PROBLEM 1 »
In the passage on the volunteer group, which place is called the historical meeting spot now that the old Stage 4 is gone?

Beyond that, there is some doubt that the group of volunteers can be functional if the examples Prokofy quotes are not simply anedoctal evidence, but what happened to a large majority of users. To put it bluntly: being ethical has not been a requirement of participating in the group; there is no validation, overseeing, or quality control. Admittedly, it would be hard to provide those without guidelines. We have them now (good or bad, I'd say, let's try them out, and see if they work out successfully!). Who will actively enforce them?

I'm all for taking a step at the time, though. These are perhaps the first two steps: one, which I personally view as less critical — although I do love Mera Pixel's excellent work on the buildings — is Volunteer HQ. A meeting place is important, but not crucial; there are lots of Linden facilities around SL (Oak Grove is the historical place for that since we lost the old Stage 4...). But it's nice to have something, sure. It's also nice that this is a volunteer-created building.

LISTED ENTRIES »
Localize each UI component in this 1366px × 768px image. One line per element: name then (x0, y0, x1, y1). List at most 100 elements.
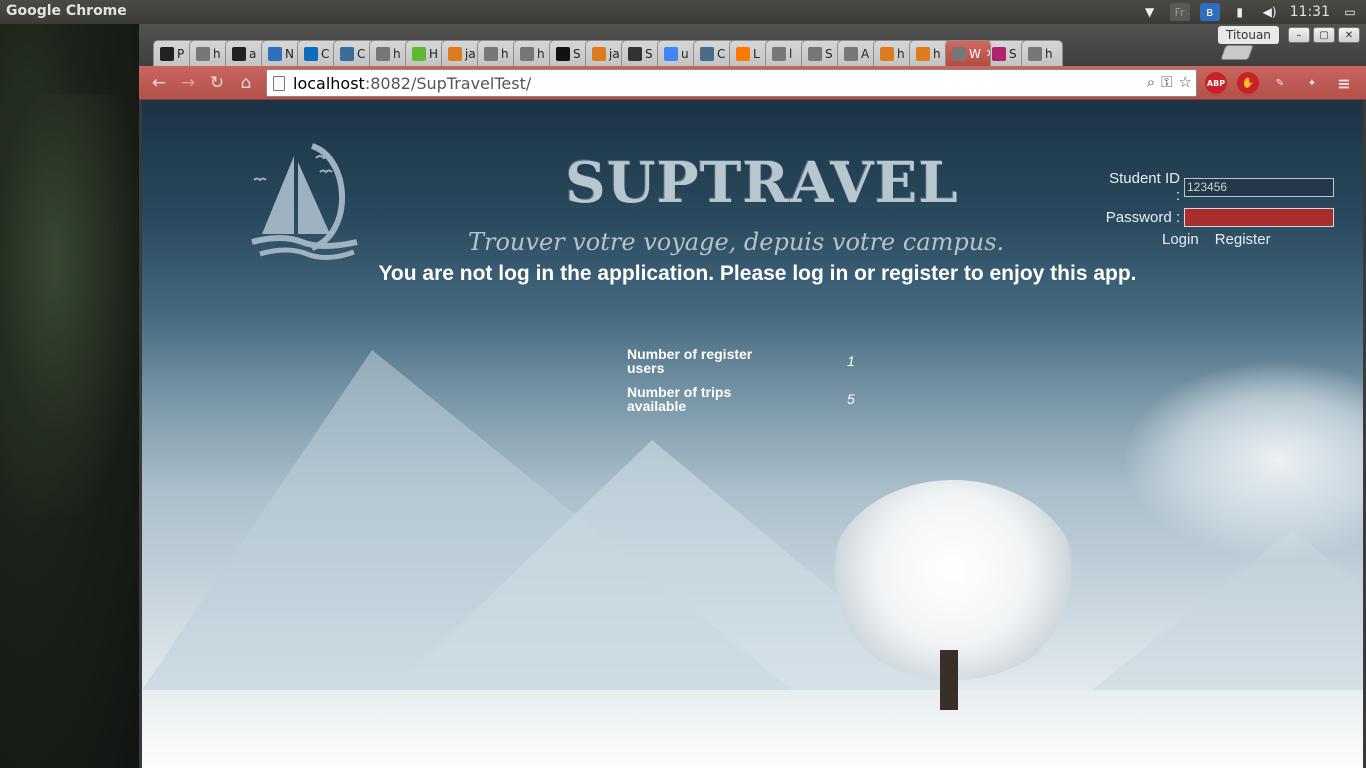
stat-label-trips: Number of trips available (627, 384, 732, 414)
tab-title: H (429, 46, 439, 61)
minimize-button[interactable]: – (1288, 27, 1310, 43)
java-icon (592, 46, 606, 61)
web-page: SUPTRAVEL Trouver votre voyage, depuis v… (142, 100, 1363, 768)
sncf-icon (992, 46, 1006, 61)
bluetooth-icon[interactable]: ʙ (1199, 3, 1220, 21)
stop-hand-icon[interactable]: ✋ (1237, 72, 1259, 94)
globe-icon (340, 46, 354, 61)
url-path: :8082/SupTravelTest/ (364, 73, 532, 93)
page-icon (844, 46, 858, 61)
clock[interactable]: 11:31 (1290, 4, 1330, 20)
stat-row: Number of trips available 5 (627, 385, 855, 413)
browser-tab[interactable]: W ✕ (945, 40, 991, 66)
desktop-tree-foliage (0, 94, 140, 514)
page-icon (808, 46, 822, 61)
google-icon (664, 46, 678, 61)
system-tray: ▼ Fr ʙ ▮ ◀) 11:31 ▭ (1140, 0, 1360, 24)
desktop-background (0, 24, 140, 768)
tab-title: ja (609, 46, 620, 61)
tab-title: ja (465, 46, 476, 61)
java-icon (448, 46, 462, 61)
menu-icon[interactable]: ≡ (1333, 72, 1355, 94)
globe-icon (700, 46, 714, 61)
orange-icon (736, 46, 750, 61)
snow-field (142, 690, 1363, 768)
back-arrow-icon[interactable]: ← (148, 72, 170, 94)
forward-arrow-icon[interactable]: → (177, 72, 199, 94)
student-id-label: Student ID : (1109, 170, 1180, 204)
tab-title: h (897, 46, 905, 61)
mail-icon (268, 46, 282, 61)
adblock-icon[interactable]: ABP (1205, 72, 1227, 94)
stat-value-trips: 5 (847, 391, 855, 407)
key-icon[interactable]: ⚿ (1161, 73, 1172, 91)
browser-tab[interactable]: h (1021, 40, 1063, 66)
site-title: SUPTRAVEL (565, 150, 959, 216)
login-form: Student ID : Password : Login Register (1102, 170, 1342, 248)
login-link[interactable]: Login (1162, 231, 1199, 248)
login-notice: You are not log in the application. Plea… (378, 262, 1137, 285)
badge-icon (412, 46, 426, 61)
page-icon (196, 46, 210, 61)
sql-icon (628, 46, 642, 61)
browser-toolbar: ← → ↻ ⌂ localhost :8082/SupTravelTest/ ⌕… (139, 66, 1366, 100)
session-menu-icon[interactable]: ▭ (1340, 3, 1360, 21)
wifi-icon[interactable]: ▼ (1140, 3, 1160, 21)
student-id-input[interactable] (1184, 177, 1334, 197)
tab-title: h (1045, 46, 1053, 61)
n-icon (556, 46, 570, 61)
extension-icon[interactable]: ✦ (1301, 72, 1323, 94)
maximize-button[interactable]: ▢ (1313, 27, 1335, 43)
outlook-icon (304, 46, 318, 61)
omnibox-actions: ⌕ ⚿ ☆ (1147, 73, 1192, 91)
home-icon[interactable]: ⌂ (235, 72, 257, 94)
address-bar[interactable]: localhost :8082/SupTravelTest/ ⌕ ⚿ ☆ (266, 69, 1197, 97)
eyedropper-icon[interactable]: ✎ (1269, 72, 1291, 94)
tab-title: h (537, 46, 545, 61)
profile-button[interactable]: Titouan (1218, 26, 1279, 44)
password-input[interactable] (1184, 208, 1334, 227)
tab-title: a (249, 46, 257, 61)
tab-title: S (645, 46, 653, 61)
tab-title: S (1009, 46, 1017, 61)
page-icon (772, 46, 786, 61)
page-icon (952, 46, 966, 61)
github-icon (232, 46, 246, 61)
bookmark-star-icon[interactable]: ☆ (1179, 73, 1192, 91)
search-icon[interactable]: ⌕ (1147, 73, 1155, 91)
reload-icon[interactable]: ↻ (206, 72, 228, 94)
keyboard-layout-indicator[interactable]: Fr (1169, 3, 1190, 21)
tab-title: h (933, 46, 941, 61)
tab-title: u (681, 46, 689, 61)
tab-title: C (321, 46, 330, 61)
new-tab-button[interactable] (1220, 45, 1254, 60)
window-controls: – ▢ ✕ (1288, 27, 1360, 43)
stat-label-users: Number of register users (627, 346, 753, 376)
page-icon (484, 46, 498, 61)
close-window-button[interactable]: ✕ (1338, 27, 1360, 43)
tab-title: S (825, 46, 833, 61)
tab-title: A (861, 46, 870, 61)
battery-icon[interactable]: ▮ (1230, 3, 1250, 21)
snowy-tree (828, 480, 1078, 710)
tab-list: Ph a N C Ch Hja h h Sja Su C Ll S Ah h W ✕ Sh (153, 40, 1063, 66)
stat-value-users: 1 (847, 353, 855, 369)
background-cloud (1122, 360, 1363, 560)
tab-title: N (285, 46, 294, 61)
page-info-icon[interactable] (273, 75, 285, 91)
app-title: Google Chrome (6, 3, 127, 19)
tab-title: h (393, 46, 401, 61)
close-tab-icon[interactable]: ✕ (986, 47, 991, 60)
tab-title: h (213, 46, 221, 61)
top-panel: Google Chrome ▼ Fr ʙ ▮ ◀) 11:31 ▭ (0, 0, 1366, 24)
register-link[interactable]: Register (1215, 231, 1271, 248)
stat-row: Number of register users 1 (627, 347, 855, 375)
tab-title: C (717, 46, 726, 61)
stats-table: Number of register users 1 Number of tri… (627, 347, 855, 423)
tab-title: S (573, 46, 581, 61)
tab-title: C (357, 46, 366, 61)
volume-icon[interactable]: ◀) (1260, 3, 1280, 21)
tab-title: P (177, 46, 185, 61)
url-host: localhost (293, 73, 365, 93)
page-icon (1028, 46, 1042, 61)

PROBLEM 2 »
Copy out the lines of the listing between the line holding "stat-label-trips: Number of" and the line holding "web-page: SUPTRAVEL Trouver", inclusive.

FINISHED ANSWER 1 »
Oak Grove.

FINISHED ANSWER 2 »
stat-label-trips: Number of trips available (627, 384, 732, 414)
tab-title: H (429, 46, 439, 61)
minimize-button[interactable]: – (1288, 27, 1310, 43)
java-icon (592, 46, 606, 61)
web-page: SUPTRAVEL Trouver votre voyage, depuis v… (142, 100, 1363, 768)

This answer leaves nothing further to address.